● **TASK DETAILS**
Extract the entries word for word, from the first line through the line containing "triangle-diagram: B H A C [44,172,524,712]", including both of those lines.

------------------------

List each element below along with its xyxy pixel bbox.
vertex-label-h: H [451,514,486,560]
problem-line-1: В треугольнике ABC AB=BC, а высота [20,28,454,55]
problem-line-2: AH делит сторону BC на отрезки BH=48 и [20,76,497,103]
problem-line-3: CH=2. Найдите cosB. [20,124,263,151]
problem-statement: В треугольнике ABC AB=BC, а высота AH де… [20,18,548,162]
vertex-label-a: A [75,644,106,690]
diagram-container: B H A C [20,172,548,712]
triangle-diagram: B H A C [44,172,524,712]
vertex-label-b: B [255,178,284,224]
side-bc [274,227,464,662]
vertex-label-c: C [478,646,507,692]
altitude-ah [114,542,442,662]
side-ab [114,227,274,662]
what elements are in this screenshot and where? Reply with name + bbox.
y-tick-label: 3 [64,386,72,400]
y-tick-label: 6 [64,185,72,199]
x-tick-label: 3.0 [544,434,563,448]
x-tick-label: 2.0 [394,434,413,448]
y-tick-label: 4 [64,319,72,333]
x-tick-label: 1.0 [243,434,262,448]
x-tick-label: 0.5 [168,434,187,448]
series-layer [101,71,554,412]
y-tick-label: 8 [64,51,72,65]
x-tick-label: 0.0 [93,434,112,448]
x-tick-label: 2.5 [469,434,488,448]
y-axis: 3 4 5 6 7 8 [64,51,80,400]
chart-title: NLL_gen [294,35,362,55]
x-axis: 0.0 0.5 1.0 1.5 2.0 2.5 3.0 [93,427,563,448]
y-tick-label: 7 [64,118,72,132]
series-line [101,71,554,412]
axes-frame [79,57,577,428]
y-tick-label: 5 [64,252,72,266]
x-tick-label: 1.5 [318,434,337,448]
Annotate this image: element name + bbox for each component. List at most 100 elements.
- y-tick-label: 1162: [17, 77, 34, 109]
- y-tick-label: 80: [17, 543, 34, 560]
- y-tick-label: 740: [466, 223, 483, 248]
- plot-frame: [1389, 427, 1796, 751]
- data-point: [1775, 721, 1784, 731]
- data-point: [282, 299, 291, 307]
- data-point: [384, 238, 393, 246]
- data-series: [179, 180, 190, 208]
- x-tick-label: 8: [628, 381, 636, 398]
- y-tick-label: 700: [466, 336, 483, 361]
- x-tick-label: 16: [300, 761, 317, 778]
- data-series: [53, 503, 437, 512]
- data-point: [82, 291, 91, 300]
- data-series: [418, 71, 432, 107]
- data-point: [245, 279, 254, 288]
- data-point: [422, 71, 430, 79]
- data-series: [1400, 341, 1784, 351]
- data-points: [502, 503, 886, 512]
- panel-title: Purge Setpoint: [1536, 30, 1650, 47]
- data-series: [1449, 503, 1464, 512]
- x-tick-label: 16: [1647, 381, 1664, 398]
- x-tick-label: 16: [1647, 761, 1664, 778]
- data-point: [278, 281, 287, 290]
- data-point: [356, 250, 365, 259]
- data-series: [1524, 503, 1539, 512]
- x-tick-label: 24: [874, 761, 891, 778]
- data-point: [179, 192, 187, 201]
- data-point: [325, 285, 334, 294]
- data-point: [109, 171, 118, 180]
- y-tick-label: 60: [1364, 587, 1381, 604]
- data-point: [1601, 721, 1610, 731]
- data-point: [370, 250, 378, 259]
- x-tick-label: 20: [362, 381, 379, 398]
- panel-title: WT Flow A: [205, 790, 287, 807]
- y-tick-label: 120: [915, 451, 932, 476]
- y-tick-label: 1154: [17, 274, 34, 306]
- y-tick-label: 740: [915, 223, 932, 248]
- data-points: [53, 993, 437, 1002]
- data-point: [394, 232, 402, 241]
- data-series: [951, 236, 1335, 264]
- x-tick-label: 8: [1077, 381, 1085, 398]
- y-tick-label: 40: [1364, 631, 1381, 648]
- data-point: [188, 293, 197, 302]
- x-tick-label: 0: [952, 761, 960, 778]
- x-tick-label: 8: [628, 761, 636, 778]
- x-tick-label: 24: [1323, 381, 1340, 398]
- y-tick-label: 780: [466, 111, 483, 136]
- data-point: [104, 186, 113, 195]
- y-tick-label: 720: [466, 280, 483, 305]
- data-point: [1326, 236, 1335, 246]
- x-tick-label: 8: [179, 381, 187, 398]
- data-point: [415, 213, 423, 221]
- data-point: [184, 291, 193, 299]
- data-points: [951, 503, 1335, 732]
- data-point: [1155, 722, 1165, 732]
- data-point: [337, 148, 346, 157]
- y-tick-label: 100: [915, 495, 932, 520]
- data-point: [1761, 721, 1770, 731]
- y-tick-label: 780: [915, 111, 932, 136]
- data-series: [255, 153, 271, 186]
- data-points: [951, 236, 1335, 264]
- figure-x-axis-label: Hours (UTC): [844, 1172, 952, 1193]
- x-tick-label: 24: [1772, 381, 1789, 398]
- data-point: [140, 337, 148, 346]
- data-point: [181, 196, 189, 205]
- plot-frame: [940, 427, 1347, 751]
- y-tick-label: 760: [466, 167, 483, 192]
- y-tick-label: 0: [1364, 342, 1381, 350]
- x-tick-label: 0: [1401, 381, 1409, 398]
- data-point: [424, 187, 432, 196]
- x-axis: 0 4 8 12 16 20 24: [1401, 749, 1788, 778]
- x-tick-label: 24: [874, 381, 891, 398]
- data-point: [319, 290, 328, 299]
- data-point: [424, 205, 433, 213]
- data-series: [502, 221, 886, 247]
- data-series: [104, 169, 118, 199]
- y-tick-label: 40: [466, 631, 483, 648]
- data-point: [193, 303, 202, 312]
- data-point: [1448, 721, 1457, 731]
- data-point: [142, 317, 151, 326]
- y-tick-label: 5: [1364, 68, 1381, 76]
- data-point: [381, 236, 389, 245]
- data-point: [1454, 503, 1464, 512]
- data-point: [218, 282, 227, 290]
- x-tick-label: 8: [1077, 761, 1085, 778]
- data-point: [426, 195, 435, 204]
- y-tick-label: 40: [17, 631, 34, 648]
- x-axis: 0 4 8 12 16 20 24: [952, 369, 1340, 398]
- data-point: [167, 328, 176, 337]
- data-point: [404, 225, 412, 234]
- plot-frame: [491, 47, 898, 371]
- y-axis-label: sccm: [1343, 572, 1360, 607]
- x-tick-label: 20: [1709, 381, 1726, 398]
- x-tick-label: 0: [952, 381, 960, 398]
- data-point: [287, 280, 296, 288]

------------------------

● **FULL SOLUTION**
List each element below along with its xyxy pixel bbox.
vertex-label-h: H [451,514,486,560]
problem-line-1: В треугольнике ABC AB=BC, а высота [20,28,454,55]
problem-line-2: AH делит сторону BC на отрезки BH=48 и [20,76,497,103]
problem-line-3: CH=2. Найдите cosB. [20,124,263,151]
problem-statement: В треугольнике ABC AB=BC, а высота AH де… [20,18,548,162]
vertex-label-a: A [75,644,106,690]
diagram-container: B H A C [20,172,548,712]
triangle-diagram: B H A C [44,172,524,712]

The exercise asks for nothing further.